■ PROMPT
Your task is to copy the listing exactly, with the pictures left out.
=== SUPPLIED DATA ===
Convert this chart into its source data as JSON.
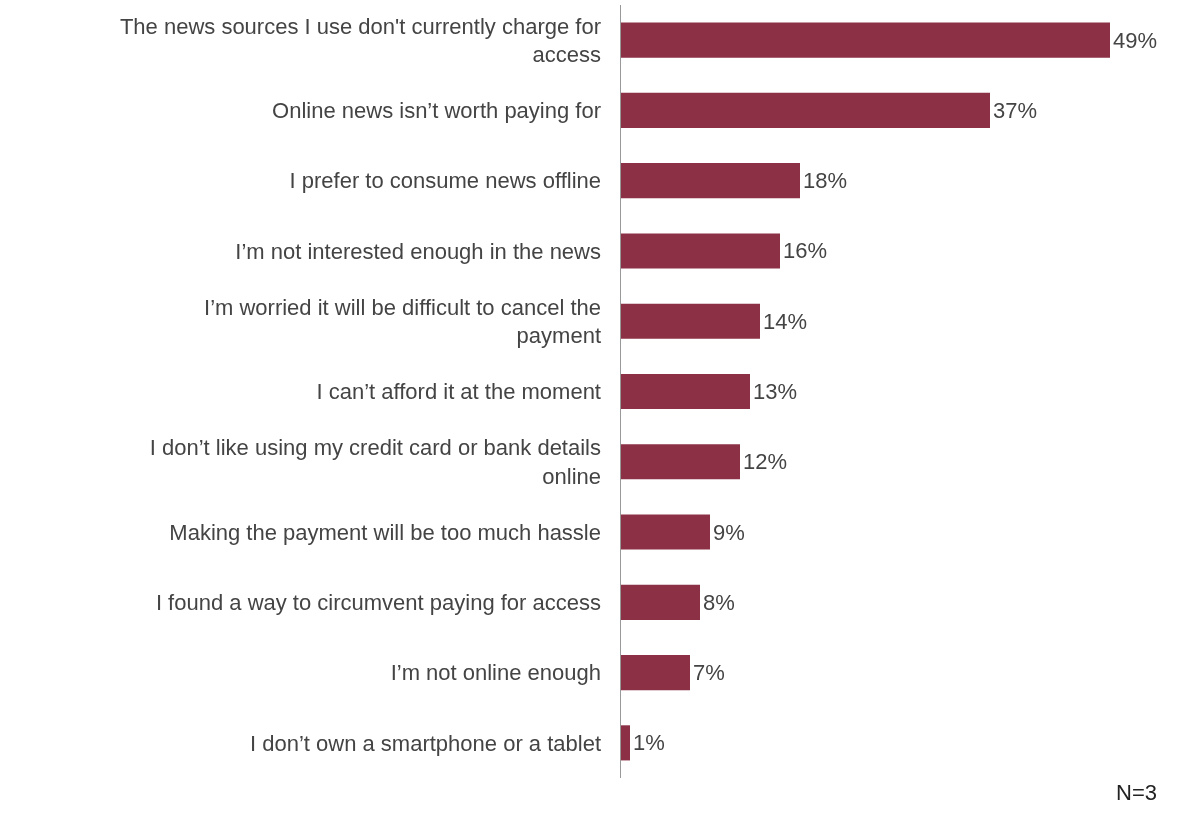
{
  "chart_data": {
    "type": "bar",
    "orientation": "horizontal",
    "categories": [
      "The news sources I use don't currently charge for access",
      "Online news isn’t worth paying for",
      "I prefer to consume news offline",
      "I’m not interested enough in the news",
      "I’m worried it will be difficult to cancel the payment",
      "I can’t afford it at the moment",
      "I don’t like using my credit card or bank details online",
      "Making the payment will be too much hassle",
      "I found a way to circumvent paying for access",
      "I’m not online enough",
      "I don’t own a smartphone or a tablet"
    ],
    "values": [
      49,
      37,
      18,
      16,
      14,
      13,
      12,
      9,
      8,
      7,
      1
    ],
    "value_labels": [
      "49%",
      "37%",
      "18%",
      "16%",
      "14%",
      "13%",
      "12%",
      "9%",
      "8%",
      "7%",
      "1%"
    ],
    "color": "#8b3045",
    "annotations": [
      "N=3"
    ],
    "legend": false
  }
}
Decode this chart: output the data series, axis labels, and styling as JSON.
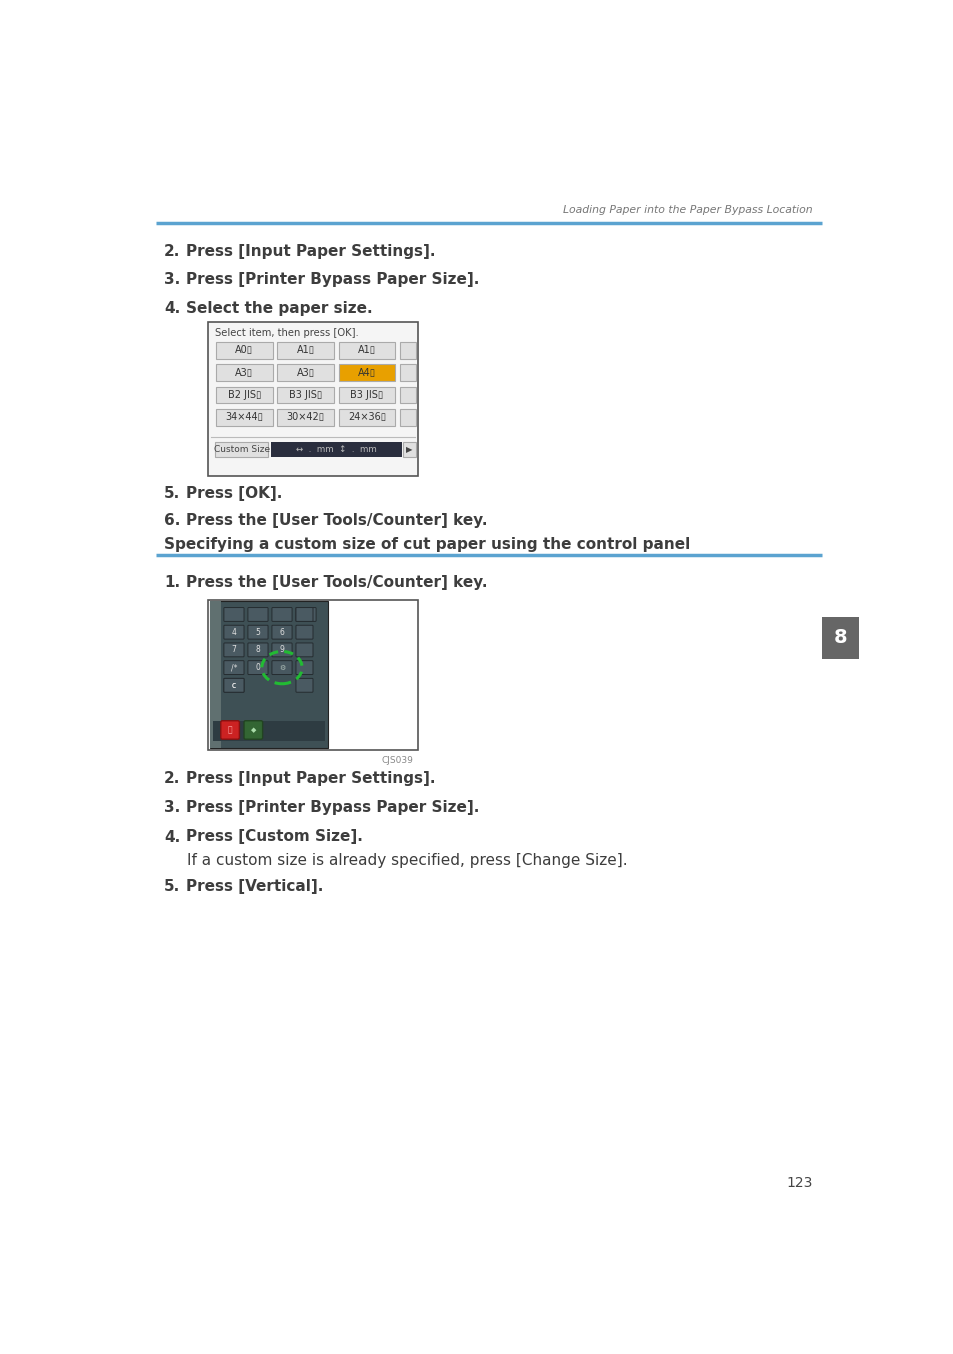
{
  "bg_color": "#ffffff",
  "header_text": "Loading Paper into the Paper Bypass Location",
  "header_line_color": "#5ba3d0",
  "page_number": "123",
  "tab_number": "8",
  "tab_bg": "#666666",
  "tab_text_color": "#ffffff",
  "body_text_color": "#3d3d3d",
  "section_heading": "Specifying a custom size of cut paper using the control panel",
  "section_heading_line_color": "#5ba3d0",
  "steps_top": [
    {
      "num": "2.",
      "text": "Press [Input Paper Settings]."
    },
    {
      "num": "3.",
      "text": "Press [Printer Bypass Paper Size]."
    },
    {
      "num": "4.",
      "text": "Select the paper size."
    }
  ],
  "steps_56": [
    {
      "num": "5.",
      "text": "Press [OK]."
    },
    {
      "num": "6.",
      "text": "Press the [User Tools/Counter] key."
    }
  ],
  "step1_text": "Press the [User Tools/Counter] key.",
  "steps_bottom": [
    {
      "num": "2.",
      "text": "Press [Input Paper Settings].",
      "bold": true
    },
    {
      "num": "3.",
      "text": "Press [Printer Bypass Paper Size].",
      "bold": true
    },
    {
      "num": "4.",
      "text": "Press [Custom Size].",
      "bold": true
    },
    {
      "num": "",
      "text": "If a custom size is already specified, press [Change Size].",
      "bold": false
    },
    {
      "num": "5.",
      "text": "Press [Vertical].",
      "bold": true
    }
  ],
  "ui_box_text": "Select item, then press [OK].",
  "ui_buttons_row1": [
    "A0▯",
    "A1▯",
    "A1▯"
  ],
  "ui_buttons_row2": [
    "A3▯",
    "A3▯",
    "A4▯"
  ],
  "ui_buttons_row3": [
    "B2 JIS▯",
    "B3 JIS▯",
    "B3 JIS▯"
  ],
  "ui_buttons_row4": [
    "34×44▯",
    "30×42▯",
    "24×36▯"
  ],
  "highlighted_button_idx": [
    1,
    2
  ],
  "highlight_color": "#e8a000",
  "ui_btn_bg": "#e0e0e0",
  "ui_btn_border": "#aaaaaa",
  "ui_dark_bar_bg": "#2a2e3e",
  "custom_size_btn": "Custom Size",
  "img_caption": "CJS039",
  "panel_bg_dark": "#3a4a50",
  "panel_bg_mid": "#4a5a60",
  "panel_key_bg": "#4a5560",
  "panel_key_border": "#2a3038",
  "green_circle_color": "#22bb33"
}
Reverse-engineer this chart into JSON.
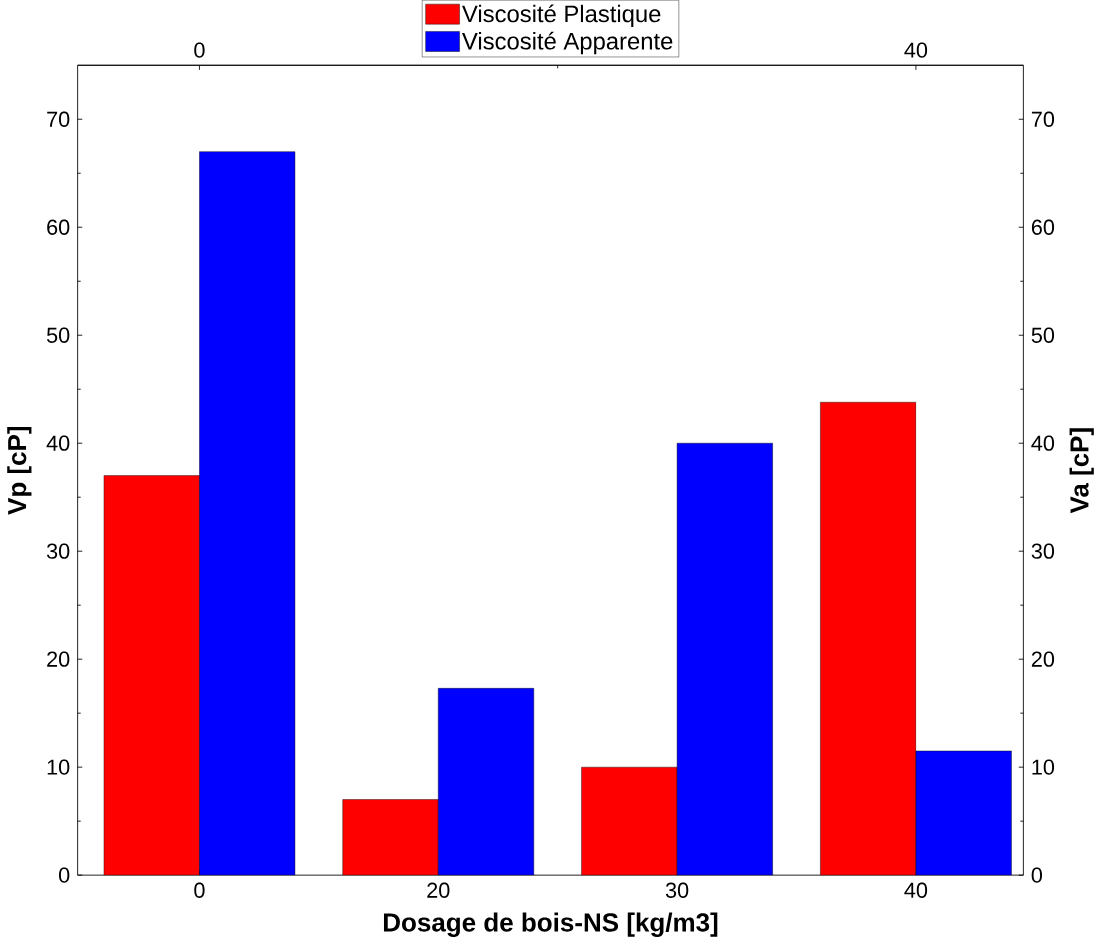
{
  "chart_data": {
    "type": "bar",
    "xlabel": "Dosage de bois-NS [kg/m3]",
    "ylabel": "Vp [cP]",
    "y2label": "Va [cP]",
    "categories": [
      "0",
      "20",
      "30",
      "40"
    ],
    "series": [
      {
        "name": "Viscosité Plastique",
        "color": "#ff0000",
        "values": [
          37,
          7,
          10,
          43.8
        ]
      },
      {
        "name": "Viscosité Apparente",
        "color": "#0000ff",
        "values": [
          67,
          17.3,
          40,
          11.5
        ],
        "axis": "y2"
      }
    ],
    "ylim": [
      0,
      75
    ],
    "yticks": [
      0,
      10,
      20,
      30,
      40,
      50,
      60,
      70
    ],
    "y2lim": [
      0,
      75
    ],
    "y2ticks": [
      0,
      10,
      20,
      30,
      40,
      50,
      60,
      70
    ],
    "x2lim": [
      -6.8,
      46
    ],
    "x2ticks": [
      0,
      40
    ],
    "grid": false,
    "legend": "top"
  }
}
===
■ SOLVED EXERCISE
Convert this chart into its source data as JSON.
{
  "chart_data": {
    "type": "bar",
    "orientation": "horizontal",
    "categories": [
      "The news sources I use don't currently charge for access",
      "Online news isn’t worth paying for",
      "I prefer to consume news offline",
      "I’m not interested enough in the news",
      "I’m worried it will be difficult to cancel the payment",
      "I can’t afford it at the moment",
      "I don’t like using my credit card or bank details online",
      "Making the payment will be too much hassle",
      "I found a way to circumvent paying for access",
      "I’m not online enough",
      "I don’t own a smartphone or a tablet"
    ],
    "values": [
      49,
      37,
      18,
      16,
      14,
      13,
      12,
      9,
      8,
      7,
      1
    ],
    "value_labels": [
      "49%",
      "37%",
      "18%",
      "16%",
      "14%",
      "13%",
      "12%",
      "9%",
      "8%",
      "7%",
      "1%"
    ],
    "color": "#8b3045",
    "annotations": [
      "N=3"
    ],
    "legend": false
  }
}
Decode this chart: output the data series, axis labels, and styling as JSON.
{
  "bg_color": "#ffffff",
  "header_text": "Loading Paper into the Paper Bypass Location",
  "header_line_color": "#5ba3d0",
  "page_number": "123",
  "tab_number": "8",
  "tab_bg": "#666666",
  "tab_text_color": "#ffffff",
  "body_text_color": "#3d3d3d",
  "section_heading": "Specifying a custom size of cut paper using the control panel",
  "section_heading_line_color": "#5ba3d0",
  "steps_top": [
    {
      "num": "2.",
      "text": "Press [Input Paper Settings]."
    },
    {
      "num": "3.",
      "text": "Press [Printer Bypass Paper Size]."
    },
    {
      "num": "4.",
      "text": "Select the paper size."
    }
  ],
  "steps_56": [
    {
      "num": "5.",
      "text": "Press [OK]."
    },
    {
      "num": "6.",
      "text": "Press the [User Tools/Counter] key."
    }
  ],
  "step1_text": "Press the [User Tools/Counter] key.",
  "steps_bottom": [
    {
      "num": "2.",
      "text": "Press [Input Paper Settings].",
      "bold": true
    },
    {
      "num": "3.",
      "text": "Press [Printer Bypass Paper Size].",
      "bold": true
    },
    {
      "num": "4.",
      "text": "Press [Custom Size].",
      "bold": true
    },
    {
      "num": "",
      "text": "If a custom size is already specified, press [Change Size].",
      "bold": false
    },
    {
      "num": "5.",
      "text": "Press [Vertical].",
      "bold": true
    }
  ],
  "ui_box_text": "Select item, then press [OK].",
  "ui_buttons_row1": [
    "A0▯",
    "A1▯",
    "A1▯"
  ],
  "ui_buttons_row2": [
    "A3▯",
    "A3▯",
    "A4▯"
  ],
  "ui_buttons_row3": [
    "B2 JIS▯",
    "B3 JIS▯",
    "B3 JIS▯"
  ],
  "ui_buttons_row4": [
    "34×44▯",
    "30×42▯",
    "24×36▯"
  ],
  "highlighted_button_idx": [
    1,
    2
  ],
  "highlight_color": "#e8a000",
  "ui_btn_bg": "#e0e0e0",
  "ui_btn_border": "#aaaaaa",
  "ui_dark_bar_bg": "#2a2e3e",
  "custom_size_btn": "Custom Size",
  "img_caption": "CJS039",
  "panel_bg_dark": "#3a4a50",
  "panel_bg_mid": "#4a5a60",
  "panel_key_bg": "#4a5560",
  "panel_key_border": "#2a3038",
  "green_circle_color": "#22bb33"
}
Reverse-engineer this chart into JSON.
{
  "chart_data": {
    "type": "bar",
    "xlabel": "Dosage de bois-NS [kg/m3]",
    "ylabel": "Vp [cP]",
    "y2label": "Va [cP]",
    "categories": [
      "0",
      "20",
      "30",
      "40"
    ],
    "series": [
      {
        "name": "Viscosité Plastique",
        "color": "#ff0000",
        "values": [
          37,
          7,
          10,
          43.8
        ]
      },
      {
        "name": "Viscosité Apparente",
        "color": "#0000ff",
        "values": [
          67,
          17.3,
          40,
          11.5
        ],
        "axis": "y2"
      }
    ],
    "ylim": [
      0,
      75
    ],
    "yticks": [
      0,
      10,
      20,
      30,
      40,
      50,
      60,
      70
    ],
    "y2lim": [
      0,
      75
    ],
    "y2ticks": [
      0,
      10,
      20,
      30,
      40,
      50,
      60,
      70
    ],
    "x2lim": [
      -6.8,
      46
    ],
    "x2ticks": [
      0,
      40
    ],
    "grid": false,
    "legend": "top"
  }
}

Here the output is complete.